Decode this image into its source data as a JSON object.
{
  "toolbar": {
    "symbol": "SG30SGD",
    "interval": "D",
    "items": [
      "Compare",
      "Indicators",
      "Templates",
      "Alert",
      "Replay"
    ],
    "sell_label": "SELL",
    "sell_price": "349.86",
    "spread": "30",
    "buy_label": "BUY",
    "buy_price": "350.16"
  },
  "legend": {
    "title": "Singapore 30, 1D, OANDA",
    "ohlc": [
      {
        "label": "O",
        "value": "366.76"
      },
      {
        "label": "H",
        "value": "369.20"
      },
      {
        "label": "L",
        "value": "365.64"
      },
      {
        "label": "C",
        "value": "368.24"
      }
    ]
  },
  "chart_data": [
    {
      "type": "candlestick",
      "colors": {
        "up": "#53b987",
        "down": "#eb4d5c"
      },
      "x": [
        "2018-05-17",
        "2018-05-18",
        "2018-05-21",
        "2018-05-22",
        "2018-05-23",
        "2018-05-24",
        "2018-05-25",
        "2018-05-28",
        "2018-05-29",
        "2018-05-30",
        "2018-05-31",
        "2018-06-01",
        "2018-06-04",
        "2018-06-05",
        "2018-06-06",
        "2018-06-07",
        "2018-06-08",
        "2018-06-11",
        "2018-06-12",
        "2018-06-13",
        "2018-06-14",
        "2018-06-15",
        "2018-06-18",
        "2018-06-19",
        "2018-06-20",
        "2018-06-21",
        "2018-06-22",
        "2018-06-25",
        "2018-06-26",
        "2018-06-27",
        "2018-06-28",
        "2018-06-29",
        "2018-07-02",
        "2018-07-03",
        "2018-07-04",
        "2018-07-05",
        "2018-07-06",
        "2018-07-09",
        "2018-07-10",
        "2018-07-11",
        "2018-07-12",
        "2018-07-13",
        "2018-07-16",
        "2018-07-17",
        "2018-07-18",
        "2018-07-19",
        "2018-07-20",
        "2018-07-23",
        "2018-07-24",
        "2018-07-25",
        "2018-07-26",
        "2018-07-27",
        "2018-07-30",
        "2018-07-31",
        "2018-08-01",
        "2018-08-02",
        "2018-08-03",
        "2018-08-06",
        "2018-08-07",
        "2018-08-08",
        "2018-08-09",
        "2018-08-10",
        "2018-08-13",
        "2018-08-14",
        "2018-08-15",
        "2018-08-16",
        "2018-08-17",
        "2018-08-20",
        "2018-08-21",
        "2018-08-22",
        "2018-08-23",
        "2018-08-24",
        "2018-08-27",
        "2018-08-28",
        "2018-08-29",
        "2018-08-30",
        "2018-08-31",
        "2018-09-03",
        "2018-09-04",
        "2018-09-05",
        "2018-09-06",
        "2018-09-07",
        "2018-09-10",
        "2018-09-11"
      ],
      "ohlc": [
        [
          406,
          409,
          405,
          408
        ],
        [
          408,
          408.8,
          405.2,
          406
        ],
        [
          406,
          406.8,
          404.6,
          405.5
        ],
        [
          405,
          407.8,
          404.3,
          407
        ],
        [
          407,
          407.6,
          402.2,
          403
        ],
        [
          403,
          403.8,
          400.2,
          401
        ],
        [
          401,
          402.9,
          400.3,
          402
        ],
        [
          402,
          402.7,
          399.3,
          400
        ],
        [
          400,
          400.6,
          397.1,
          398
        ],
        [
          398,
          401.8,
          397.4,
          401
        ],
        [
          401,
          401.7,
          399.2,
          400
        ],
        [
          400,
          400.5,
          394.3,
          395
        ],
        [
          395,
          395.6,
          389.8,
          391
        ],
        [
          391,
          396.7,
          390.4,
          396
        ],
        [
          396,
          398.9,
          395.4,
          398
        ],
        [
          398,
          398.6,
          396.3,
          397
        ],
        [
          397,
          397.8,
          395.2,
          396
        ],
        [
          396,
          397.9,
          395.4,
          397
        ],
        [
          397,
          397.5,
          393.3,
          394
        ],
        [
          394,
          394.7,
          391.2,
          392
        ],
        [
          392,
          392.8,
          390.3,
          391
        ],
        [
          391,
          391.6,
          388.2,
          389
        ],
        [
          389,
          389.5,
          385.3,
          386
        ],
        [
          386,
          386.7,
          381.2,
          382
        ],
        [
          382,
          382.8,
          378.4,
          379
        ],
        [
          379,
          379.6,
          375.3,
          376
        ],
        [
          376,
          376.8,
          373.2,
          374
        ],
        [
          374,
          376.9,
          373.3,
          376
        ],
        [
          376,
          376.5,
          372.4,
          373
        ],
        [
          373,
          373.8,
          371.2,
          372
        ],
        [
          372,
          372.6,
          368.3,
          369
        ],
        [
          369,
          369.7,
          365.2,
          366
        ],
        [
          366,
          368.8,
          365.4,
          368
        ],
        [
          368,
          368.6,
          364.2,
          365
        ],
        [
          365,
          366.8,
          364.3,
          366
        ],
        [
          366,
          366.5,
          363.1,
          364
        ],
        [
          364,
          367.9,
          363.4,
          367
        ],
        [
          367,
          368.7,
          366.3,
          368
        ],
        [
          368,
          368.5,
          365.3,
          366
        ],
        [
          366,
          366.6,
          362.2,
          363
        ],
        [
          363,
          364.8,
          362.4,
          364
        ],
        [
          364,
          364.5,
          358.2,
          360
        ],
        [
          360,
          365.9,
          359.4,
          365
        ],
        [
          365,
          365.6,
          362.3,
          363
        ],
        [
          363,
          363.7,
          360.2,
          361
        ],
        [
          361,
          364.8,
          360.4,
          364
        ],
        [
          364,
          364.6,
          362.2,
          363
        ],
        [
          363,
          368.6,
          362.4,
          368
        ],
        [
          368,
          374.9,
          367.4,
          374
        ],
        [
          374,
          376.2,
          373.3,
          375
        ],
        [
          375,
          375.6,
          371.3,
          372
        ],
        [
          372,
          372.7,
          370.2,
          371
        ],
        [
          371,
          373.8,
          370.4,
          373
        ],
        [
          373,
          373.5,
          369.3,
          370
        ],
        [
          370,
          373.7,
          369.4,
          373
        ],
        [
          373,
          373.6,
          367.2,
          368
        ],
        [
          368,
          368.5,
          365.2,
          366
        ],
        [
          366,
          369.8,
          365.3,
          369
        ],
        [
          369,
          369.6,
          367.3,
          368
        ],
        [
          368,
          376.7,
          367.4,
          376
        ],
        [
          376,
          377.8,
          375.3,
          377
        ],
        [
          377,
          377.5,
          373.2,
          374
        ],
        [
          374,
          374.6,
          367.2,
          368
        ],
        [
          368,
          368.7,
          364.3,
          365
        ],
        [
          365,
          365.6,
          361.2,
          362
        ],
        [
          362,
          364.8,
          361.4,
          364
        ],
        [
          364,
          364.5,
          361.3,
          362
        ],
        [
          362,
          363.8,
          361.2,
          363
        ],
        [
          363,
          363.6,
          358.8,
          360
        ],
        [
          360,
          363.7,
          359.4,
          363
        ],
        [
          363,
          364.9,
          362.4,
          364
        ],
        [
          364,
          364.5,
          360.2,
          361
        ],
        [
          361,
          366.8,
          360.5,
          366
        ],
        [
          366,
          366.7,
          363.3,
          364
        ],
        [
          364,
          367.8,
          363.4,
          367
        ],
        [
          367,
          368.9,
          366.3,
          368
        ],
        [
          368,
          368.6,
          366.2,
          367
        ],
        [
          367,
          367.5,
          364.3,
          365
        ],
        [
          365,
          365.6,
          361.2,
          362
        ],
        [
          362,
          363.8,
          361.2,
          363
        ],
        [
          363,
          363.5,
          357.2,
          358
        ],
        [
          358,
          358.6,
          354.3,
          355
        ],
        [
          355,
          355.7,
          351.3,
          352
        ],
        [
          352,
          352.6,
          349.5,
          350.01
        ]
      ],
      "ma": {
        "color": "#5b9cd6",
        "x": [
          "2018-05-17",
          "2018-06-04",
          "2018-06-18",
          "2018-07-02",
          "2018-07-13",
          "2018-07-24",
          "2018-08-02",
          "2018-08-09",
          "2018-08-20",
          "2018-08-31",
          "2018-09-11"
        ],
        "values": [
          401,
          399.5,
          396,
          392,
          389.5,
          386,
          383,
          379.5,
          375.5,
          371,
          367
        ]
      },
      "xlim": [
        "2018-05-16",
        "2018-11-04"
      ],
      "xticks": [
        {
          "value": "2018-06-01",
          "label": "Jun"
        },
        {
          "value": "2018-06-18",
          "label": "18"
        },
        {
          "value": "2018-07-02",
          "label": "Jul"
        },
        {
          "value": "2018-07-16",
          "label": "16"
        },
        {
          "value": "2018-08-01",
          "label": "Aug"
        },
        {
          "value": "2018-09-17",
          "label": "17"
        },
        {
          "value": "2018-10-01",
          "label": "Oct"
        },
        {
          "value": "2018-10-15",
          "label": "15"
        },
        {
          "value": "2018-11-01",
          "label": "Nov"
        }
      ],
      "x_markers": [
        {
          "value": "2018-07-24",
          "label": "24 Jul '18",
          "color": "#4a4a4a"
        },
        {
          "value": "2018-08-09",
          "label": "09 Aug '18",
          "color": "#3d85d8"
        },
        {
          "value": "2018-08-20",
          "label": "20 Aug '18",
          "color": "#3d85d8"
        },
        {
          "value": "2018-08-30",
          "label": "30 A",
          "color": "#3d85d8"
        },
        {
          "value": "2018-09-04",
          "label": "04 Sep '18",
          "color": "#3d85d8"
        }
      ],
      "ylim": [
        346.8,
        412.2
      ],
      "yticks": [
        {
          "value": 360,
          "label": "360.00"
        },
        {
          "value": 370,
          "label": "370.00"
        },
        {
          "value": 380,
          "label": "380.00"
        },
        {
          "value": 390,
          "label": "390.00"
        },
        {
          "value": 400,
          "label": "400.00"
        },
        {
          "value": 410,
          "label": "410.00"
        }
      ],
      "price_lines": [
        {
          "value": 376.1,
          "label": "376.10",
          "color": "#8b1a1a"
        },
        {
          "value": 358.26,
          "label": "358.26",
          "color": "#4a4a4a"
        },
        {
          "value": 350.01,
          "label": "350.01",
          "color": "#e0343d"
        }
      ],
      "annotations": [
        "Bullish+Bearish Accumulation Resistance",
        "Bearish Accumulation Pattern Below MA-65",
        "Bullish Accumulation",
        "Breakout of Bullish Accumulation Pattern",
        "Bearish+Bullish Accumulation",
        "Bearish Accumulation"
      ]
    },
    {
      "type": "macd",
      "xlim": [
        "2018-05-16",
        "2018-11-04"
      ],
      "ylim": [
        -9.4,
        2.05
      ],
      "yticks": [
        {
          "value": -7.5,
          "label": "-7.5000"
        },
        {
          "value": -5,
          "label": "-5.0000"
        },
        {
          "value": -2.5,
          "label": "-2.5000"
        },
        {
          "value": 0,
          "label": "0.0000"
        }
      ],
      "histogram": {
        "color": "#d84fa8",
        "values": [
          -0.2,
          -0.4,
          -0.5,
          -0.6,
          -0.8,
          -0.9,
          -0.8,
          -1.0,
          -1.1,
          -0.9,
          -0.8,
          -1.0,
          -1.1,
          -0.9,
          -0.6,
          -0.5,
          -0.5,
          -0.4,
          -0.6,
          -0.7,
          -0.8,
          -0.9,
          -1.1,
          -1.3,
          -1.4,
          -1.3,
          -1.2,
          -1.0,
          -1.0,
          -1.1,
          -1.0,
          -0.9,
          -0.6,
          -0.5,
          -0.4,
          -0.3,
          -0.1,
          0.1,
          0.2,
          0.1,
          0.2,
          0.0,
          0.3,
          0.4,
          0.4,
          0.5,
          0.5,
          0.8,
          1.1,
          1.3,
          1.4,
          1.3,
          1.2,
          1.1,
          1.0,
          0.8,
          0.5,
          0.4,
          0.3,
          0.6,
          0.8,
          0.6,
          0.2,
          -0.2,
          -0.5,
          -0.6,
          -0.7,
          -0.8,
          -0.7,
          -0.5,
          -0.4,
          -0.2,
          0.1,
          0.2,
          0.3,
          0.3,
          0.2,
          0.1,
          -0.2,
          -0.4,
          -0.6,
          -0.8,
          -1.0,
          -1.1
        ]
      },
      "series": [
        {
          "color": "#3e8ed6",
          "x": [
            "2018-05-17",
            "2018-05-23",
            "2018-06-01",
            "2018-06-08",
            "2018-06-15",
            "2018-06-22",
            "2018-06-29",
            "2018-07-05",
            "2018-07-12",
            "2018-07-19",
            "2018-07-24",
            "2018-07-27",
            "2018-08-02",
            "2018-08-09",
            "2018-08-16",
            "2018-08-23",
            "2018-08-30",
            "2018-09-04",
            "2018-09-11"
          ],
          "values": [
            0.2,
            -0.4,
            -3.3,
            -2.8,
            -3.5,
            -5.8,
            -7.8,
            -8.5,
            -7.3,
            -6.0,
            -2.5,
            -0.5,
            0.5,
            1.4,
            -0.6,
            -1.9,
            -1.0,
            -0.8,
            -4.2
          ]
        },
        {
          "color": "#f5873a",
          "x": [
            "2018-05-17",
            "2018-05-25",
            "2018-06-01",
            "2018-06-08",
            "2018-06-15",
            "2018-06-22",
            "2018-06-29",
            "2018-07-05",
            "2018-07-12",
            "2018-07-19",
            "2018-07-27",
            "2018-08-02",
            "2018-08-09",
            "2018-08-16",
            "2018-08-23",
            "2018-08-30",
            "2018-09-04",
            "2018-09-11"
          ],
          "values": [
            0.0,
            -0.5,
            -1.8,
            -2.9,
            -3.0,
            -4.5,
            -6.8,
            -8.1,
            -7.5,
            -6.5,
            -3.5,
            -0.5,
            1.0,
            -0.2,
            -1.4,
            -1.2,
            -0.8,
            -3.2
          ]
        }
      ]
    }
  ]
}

######

**Request**
Return all lines containing the word "Pattern".

**Correct output**
        "Bearish Accumulation Pattern Below MA-65",
        "Breakout of Bullish Accumulation Pattern",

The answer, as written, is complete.